══ RECORDS FOR THIS EXERCISE ══

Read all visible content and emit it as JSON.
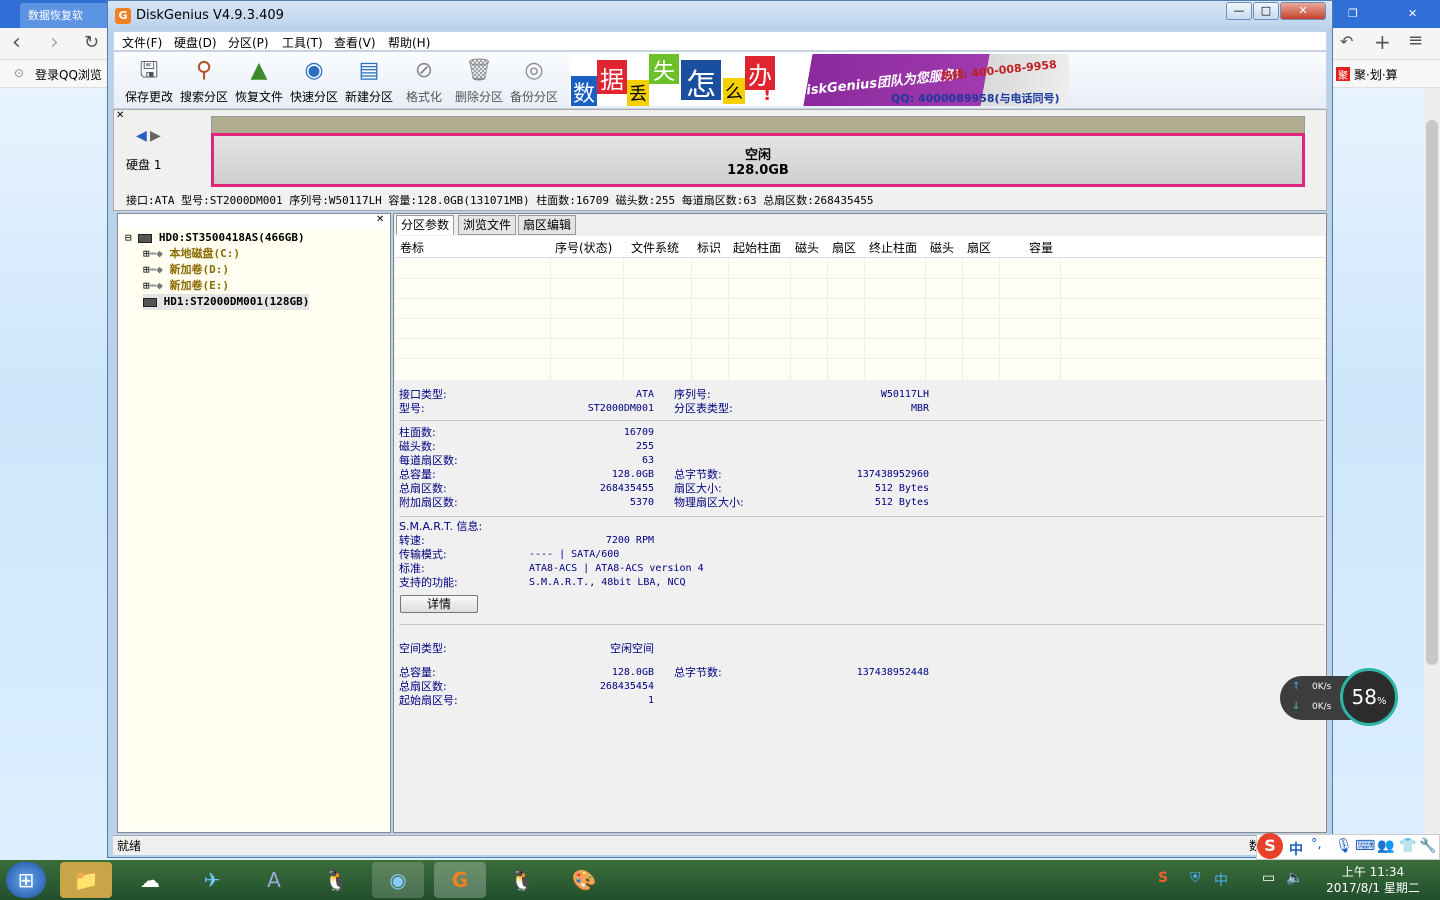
{
  "browser": {
    "tab1": "数据恢复软",
    "bookmark_left": "登录QQ浏览",
    "bookmark_right": "聚·划·算"
  },
  "window": {
    "title": "DiskGenius V4.9.3.409",
    "min": "—",
    "max": "□",
    "close": "✕"
  },
  "menu": [
    "文件(F)",
    "硬盘(D)",
    "分区(P)",
    "工具(T)",
    "查看(V)",
    "帮助(H)"
  ],
  "toolbar": [
    {
      "label": "保存更改",
      "icon": "save-icon"
    },
    {
      "label": "搜索分区",
      "icon": "search-icon"
    },
    {
      "label": "恢复文件",
      "icon": "recover-icon"
    },
    {
      "label": "快速分区",
      "icon": "quick-partition-icon"
    },
    {
      "label": "新建分区",
      "icon": "new-partition-icon"
    },
    {
      "label": "格式化",
      "icon": "format-icon"
    },
    {
      "label": "删除分区",
      "icon": "delete-icon"
    },
    {
      "label": "备份分区",
      "icon": "backup-icon"
    }
  ],
  "banner": {
    "chars": [
      "数",
      "据",
      "丢",
      "失",
      "怎",
      "么",
      "办",
      "!"
    ],
    "brand": "DiskGenius团队为您服务!",
    "phone": "热线: 400-008-9958",
    "qq": "QQ: 4000089958(与电话同号)"
  },
  "disk": {
    "label": "硬盘 1",
    "free_title": "空闲",
    "free_size": "128.0GB",
    "info": "接口:ATA  型号:ST2000DM001  序列号:W50117LH  容量:128.0GB(131071MB)  柱面数:16709  磁头数:255  每道扇区数:63  总扇区数:268435455"
  },
  "tree": [
    {
      "text": "HD0:ST3500418AS(466GB)",
      "color": "#000"
    },
    {
      "text": "本地磁盘(C:)",
      "color": "#8b6b00"
    },
    {
      "text": "新加卷(D:)",
      "color": "#8b6b00"
    },
    {
      "text": "新加卷(E:)",
      "color": "#8b6b00"
    },
    {
      "text": "HD1:ST2000DM001(128GB)",
      "color": "#000"
    }
  ],
  "tabs": [
    "分区参数",
    "浏览文件",
    "扇区编辑"
  ],
  "grid_headers": [
    "卷标",
    "序号(状态)",
    "文件系统",
    "标识",
    "起始柱面",
    "磁头",
    "扇区",
    "终止柱面",
    "磁头",
    "扇区",
    "容量"
  ],
  "info": {
    "iface_type_label": "接口类型:",
    "iface_type": "ATA",
    "model_label": "型号:",
    "model": "ST2000DM001",
    "serial_label": "序列号:",
    "serial": "W50117LH",
    "ptable_label": "分区表类型:",
    "ptable": "MBR",
    "cyl_label": "柱面数:",
    "cyl": "16709",
    "heads_label": "磁头数:",
    "heads": "255",
    "spt_label": "每道扇区数:",
    "spt": "63",
    "cap_label": "总容量:",
    "cap": "128.0GB",
    "bytes_label": "总字节数:",
    "bytes": "137438952960",
    "sectors_label": "总扇区数:",
    "sectors": "268435455",
    "secsize_label": "扇区大小:",
    "secsize": "512 Bytes",
    "extra_label": "附加扇区数:",
    "extra": "5370",
    "physsec_label": "物理扇区大小:",
    "physsec": "512 Bytes",
    "smart_label": "S.M.A.R.T. 信息:",
    "rpm_label": "转速:",
    "rpm": "7200 RPM",
    "mode_label": "传输模式:",
    "mode": "---- | SATA/600",
    "std_label": "标准:",
    "std": "ATA8-ACS | ATA8-ACS version 4",
    "feat_label": "支持的功能:",
    "feat": "S.M.A.R.T., 48bit LBA, NCQ",
    "detail_button": "详情",
    "space_type_label": "空间类型:",
    "space_type": "空闲空间",
    "scap_label": "总容量:",
    "scap": "128.0GB",
    "sbytes_label": "总字节数:",
    "sbytes": "137438952448",
    "ssectors_label": "总扇区数:",
    "ssectors": "268435454",
    "sstart_label": "起始扇区号:",
    "sstart": "1"
  },
  "status": "就绪",
  "status_right": "数",
  "speed": {
    "up": "0K/s",
    "down": "0K/s",
    "percent": "58",
    "unit": "%"
  },
  "clock": {
    "time": "上午 11:34",
    "date": "2017/8/1 星期二"
  },
  "ime": "中"
}
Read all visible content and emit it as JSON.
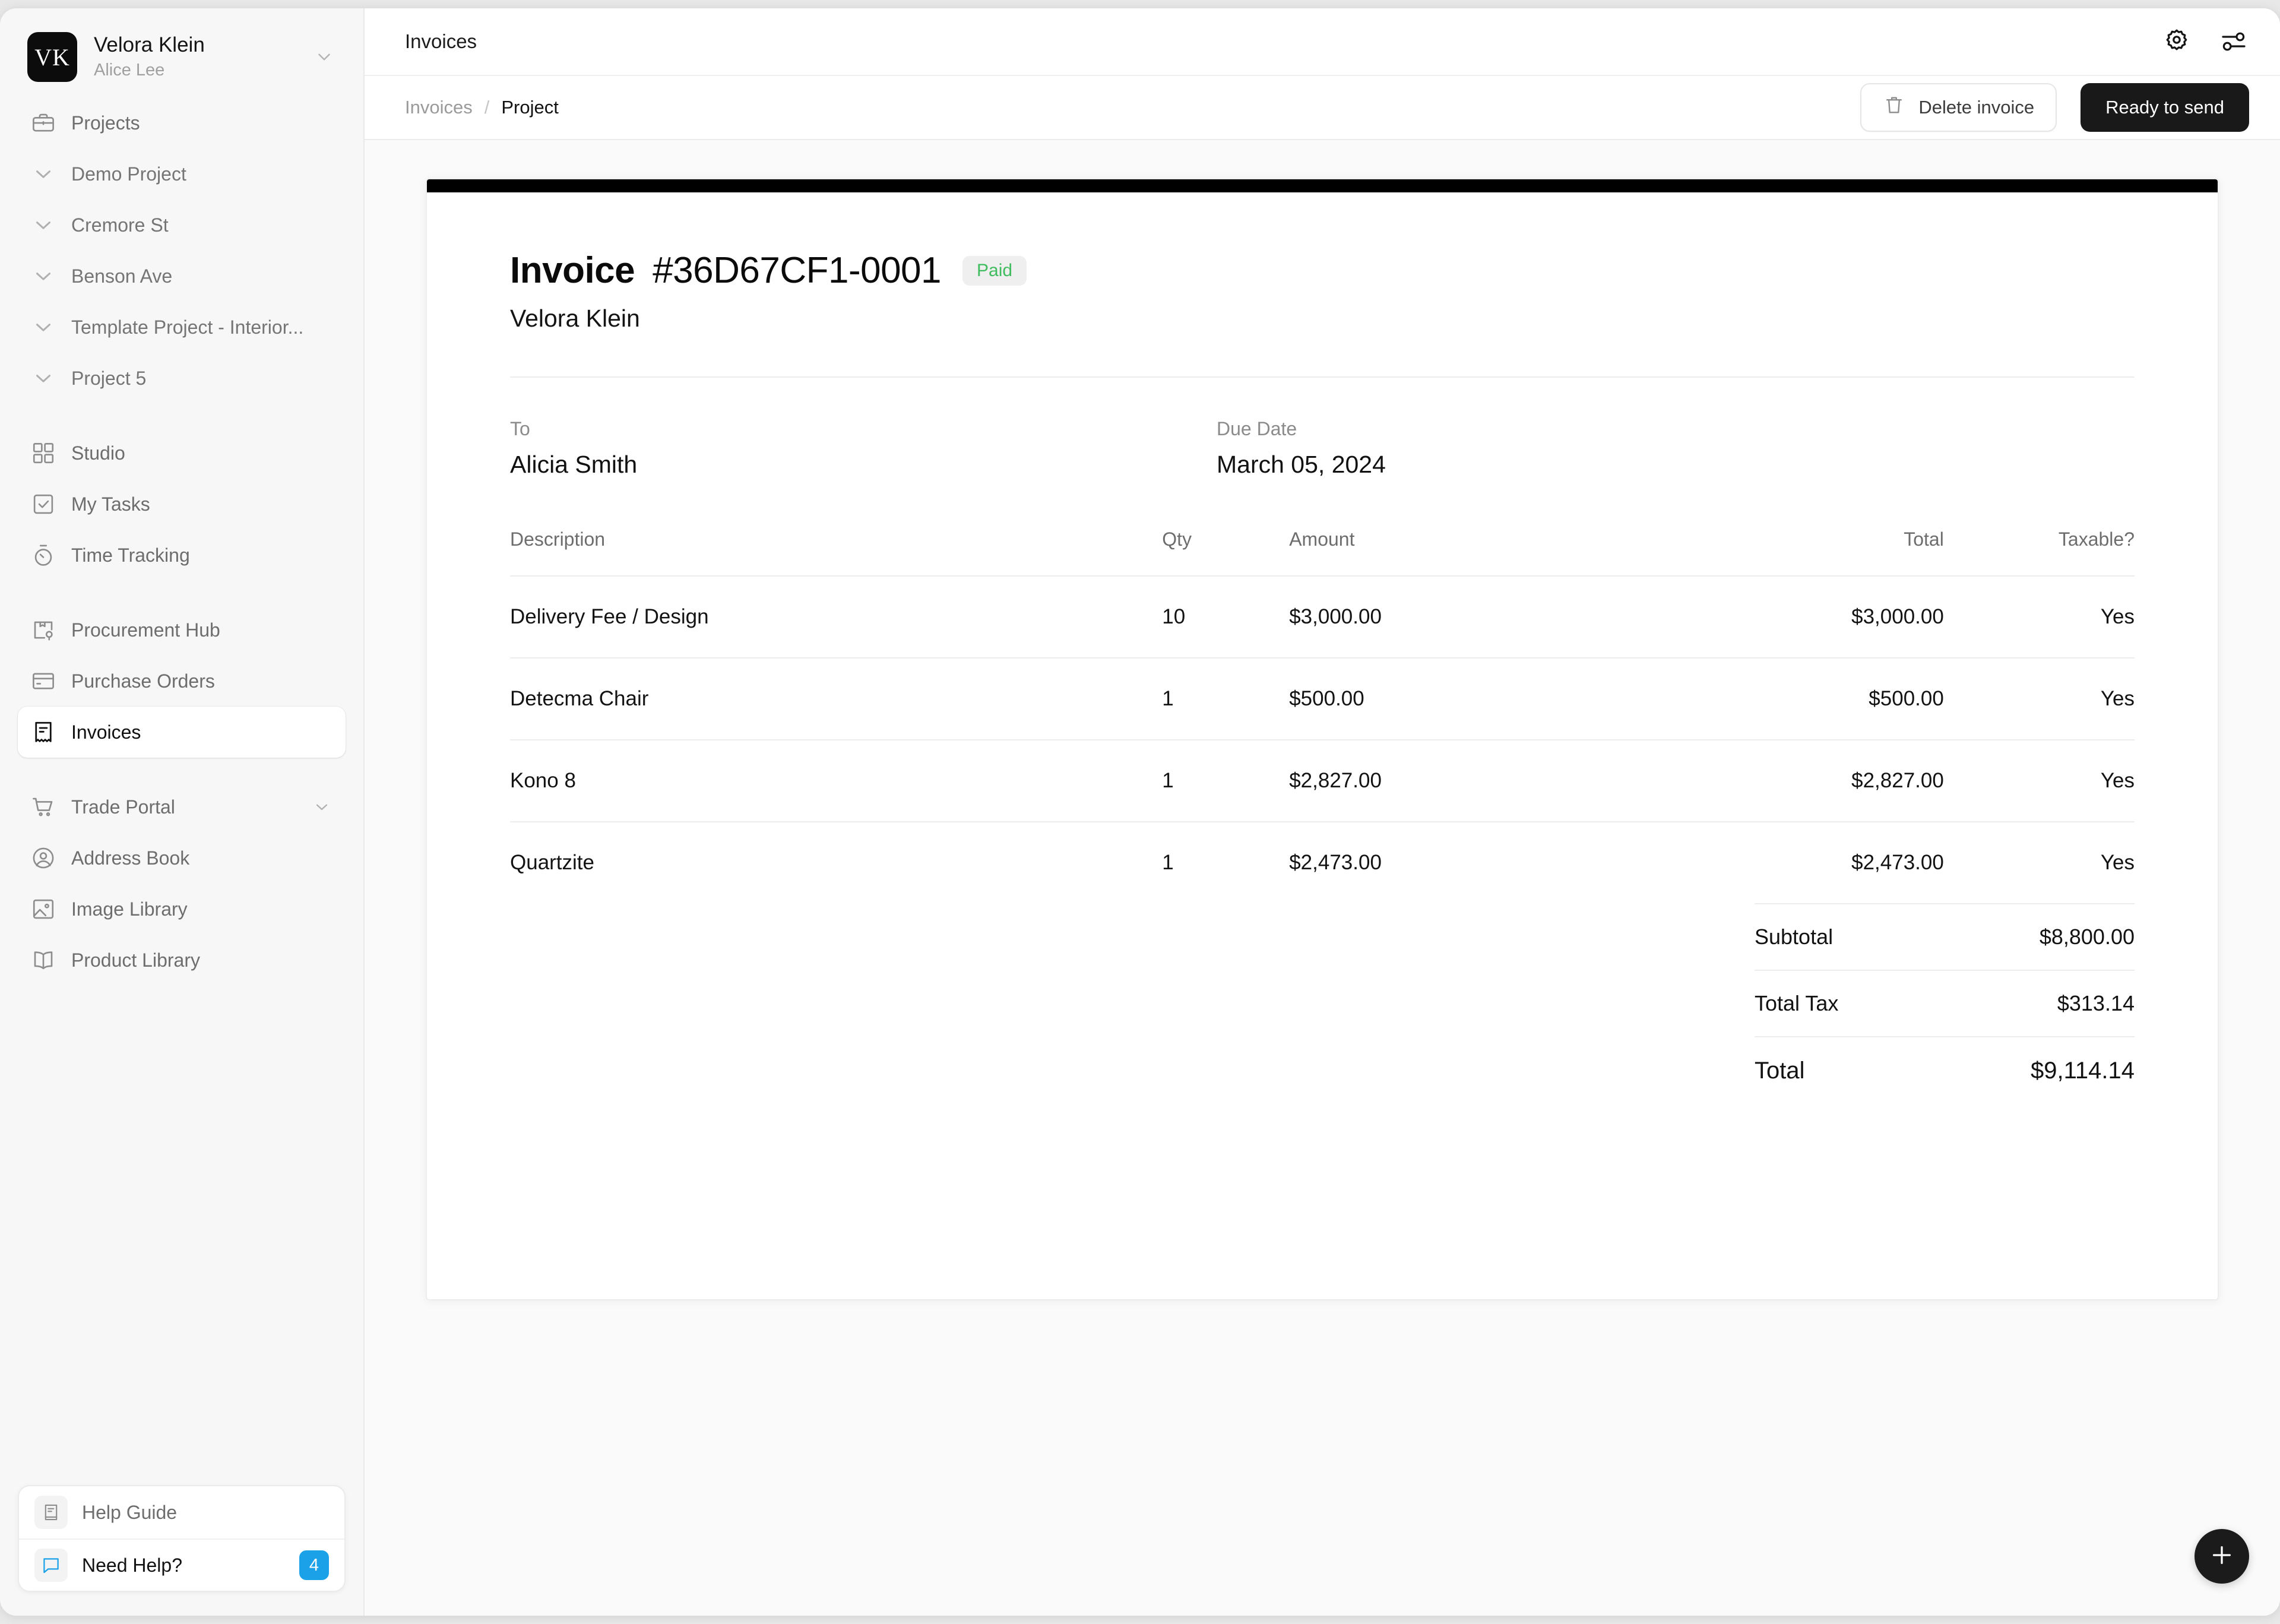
{
  "workspace": {
    "initials": "VK",
    "name": "Velora Klein",
    "user": "Alice Lee"
  },
  "sidebar": {
    "primary": [
      {
        "label": "Projects",
        "icon": "briefcase-icon",
        "type": "item"
      }
    ],
    "projects": [
      {
        "label": "Demo Project",
        "icon": "chevron-down-icon"
      },
      {
        "label": "Cremore St",
        "icon": "chevron-down-icon"
      },
      {
        "label": "Benson Ave",
        "icon": "chevron-down-icon"
      },
      {
        "label": "Template Project - Interior...",
        "icon": "chevron-down-icon"
      },
      {
        "label": "Project 5",
        "icon": "chevron-down-icon"
      }
    ],
    "group_two": [
      {
        "label": "Studio",
        "icon": "grid-icon"
      },
      {
        "label": "My Tasks",
        "icon": "checkbox-icon"
      },
      {
        "label": "Time Tracking",
        "icon": "stopwatch-icon"
      }
    ],
    "group_three": [
      {
        "label": "Procurement Hub",
        "icon": "package-pin-icon",
        "active": false
      },
      {
        "label": "Purchase Orders",
        "icon": "card-icon",
        "active": false
      },
      {
        "label": "Invoices",
        "icon": "receipt-icon",
        "active": true
      }
    ],
    "group_four": [
      {
        "label": "Trade Portal",
        "icon": "cart-icon",
        "expandable": true
      },
      {
        "label": "Address Book",
        "icon": "user-circle-icon",
        "expandable": false
      },
      {
        "label": "Image Library",
        "icon": "image-icon",
        "expandable": false
      },
      {
        "label": "Product Library",
        "icon": "book-icon",
        "expandable": false
      }
    ],
    "help": {
      "guide_label": "Help Guide",
      "need_help_label": "Need Help?",
      "need_help_count": "4"
    }
  },
  "topbar": {
    "title": "Invoices",
    "settings_icon": "gear-icon",
    "filters_icon": "sliders-icon"
  },
  "subbar": {
    "breadcrumb_root": "Invoices",
    "breadcrumb_sep": "/",
    "breadcrumb_current": "Project",
    "delete_label": "Delete invoice",
    "primary_label": "Ready to send"
  },
  "invoice": {
    "title": "Invoice",
    "number": "#36D67CF1-0001",
    "status": "Paid",
    "status_color": "#3fbc5d",
    "vendor": "Velora Klein",
    "to_label": "To",
    "to_value": "Alicia Smith",
    "due_label": "Due Date",
    "due_value": "March 05, 2024",
    "columns": [
      "Description",
      "Qty",
      "Amount",
      "Total",
      "Taxable?"
    ],
    "rows": [
      {
        "description": "Delivery Fee / Design",
        "qty": "10",
        "amount": "$3,000.00",
        "total": "$3,000.00",
        "taxable": "Yes"
      },
      {
        "description": "Detecma Chair",
        "qty": "1",
        "amount": "$500.00",
        "total": "$500.00",
        "taxable": "Yes"
      },
      {
        "description": "Kono 8",
        "qty": "1",
        "amount": "$2,827.00",
        "total": "$2,827.00",
        "taxable": "Yes"
      },
      {
        "description": "Quartzite",
        "qty": "1",
        "amount": "$2,473.00",
        "total": "$2,473.00",
        "taxable": "Yes"
      }
    ],
    "totals": [
      {
        "label": "Subtotal",
        "value": "$8,800.00"
      },
      {
        "label": "Total Tax",
        "value": "$313.14"
      },
      {
        "label": "Total",
        "value": "$9,114.14"
      }
    ]
  },
  "fab": {
    "icon": "plus-icon"
  }
}
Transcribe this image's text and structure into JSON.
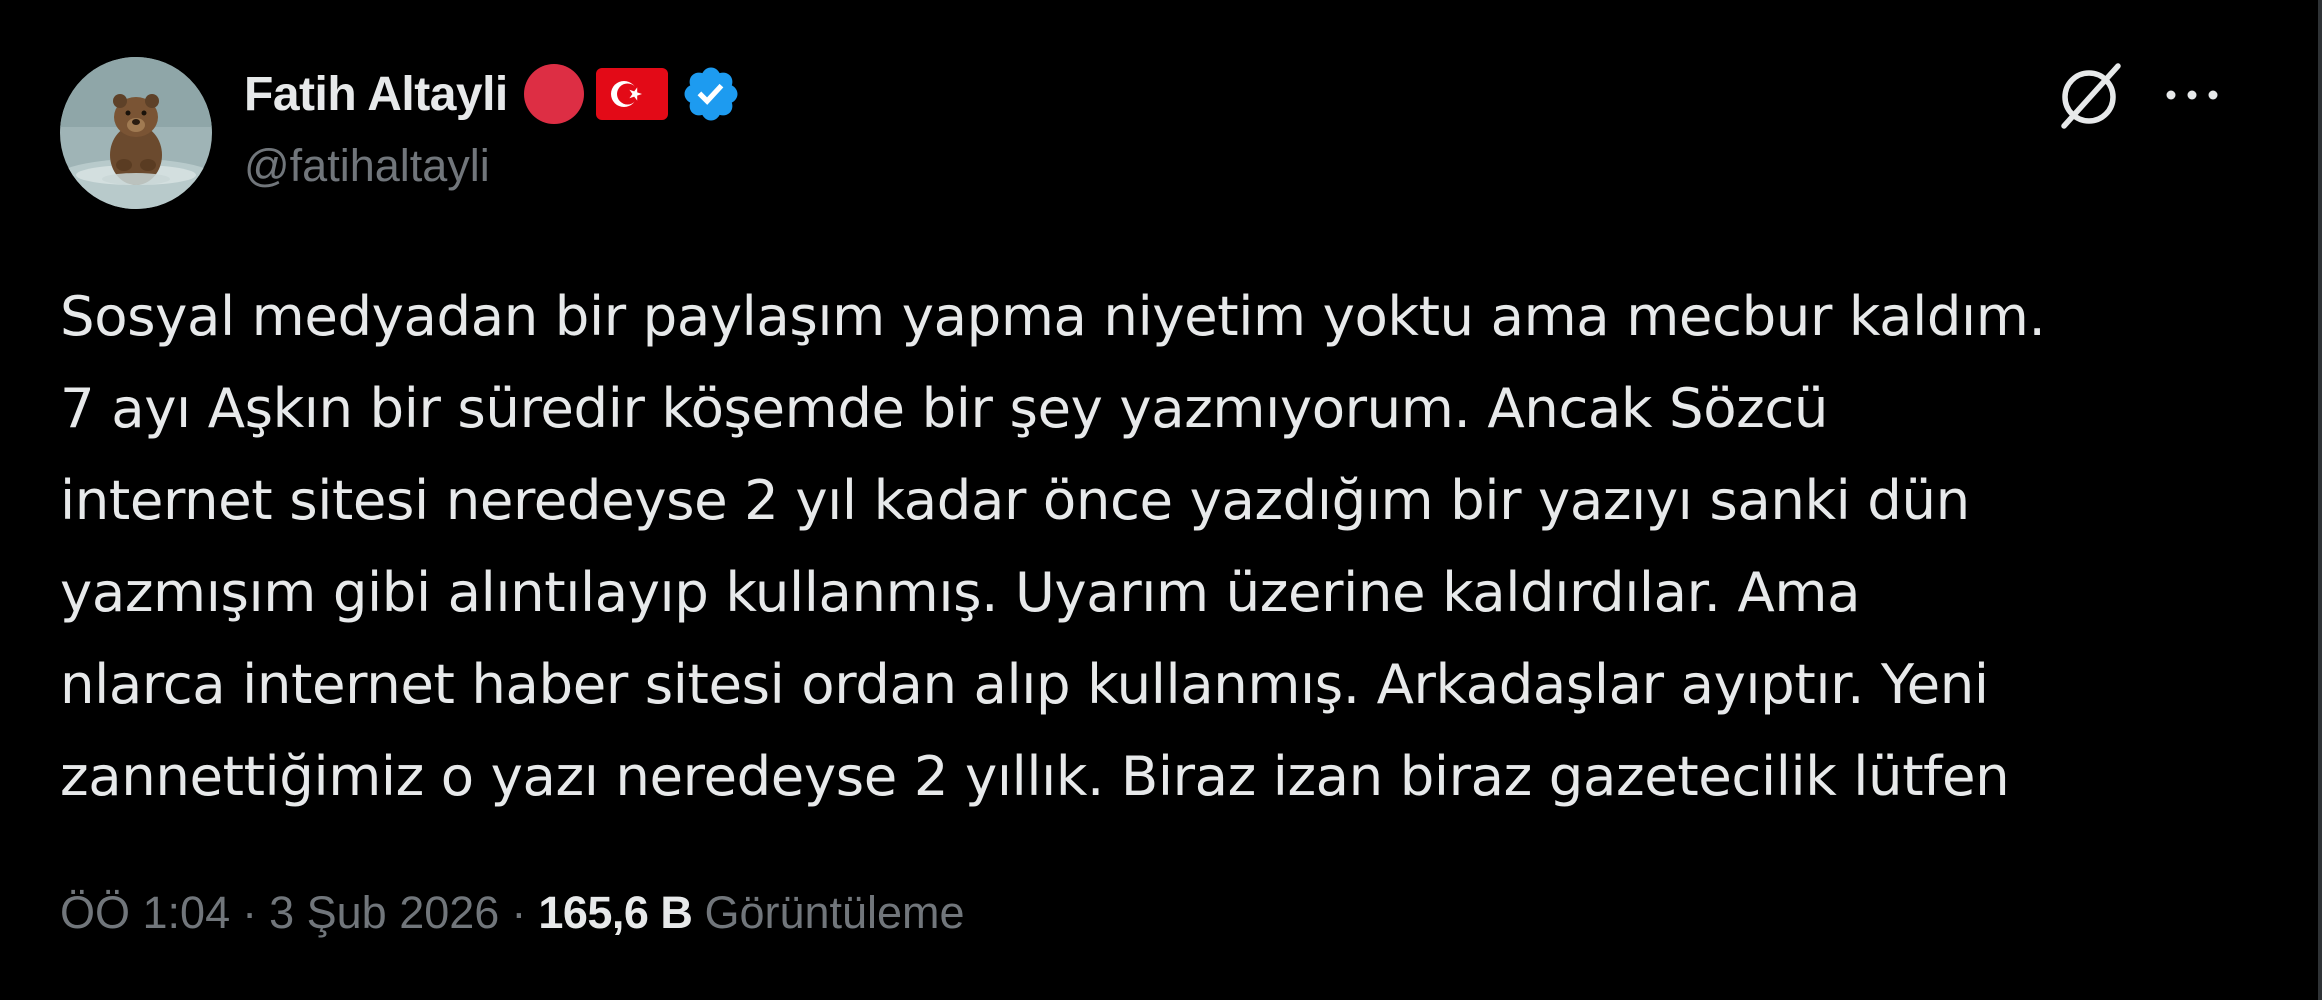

═══

Provide only the count of lines in the data above that include the string "user".

- **SOLVED PROBLEM**
2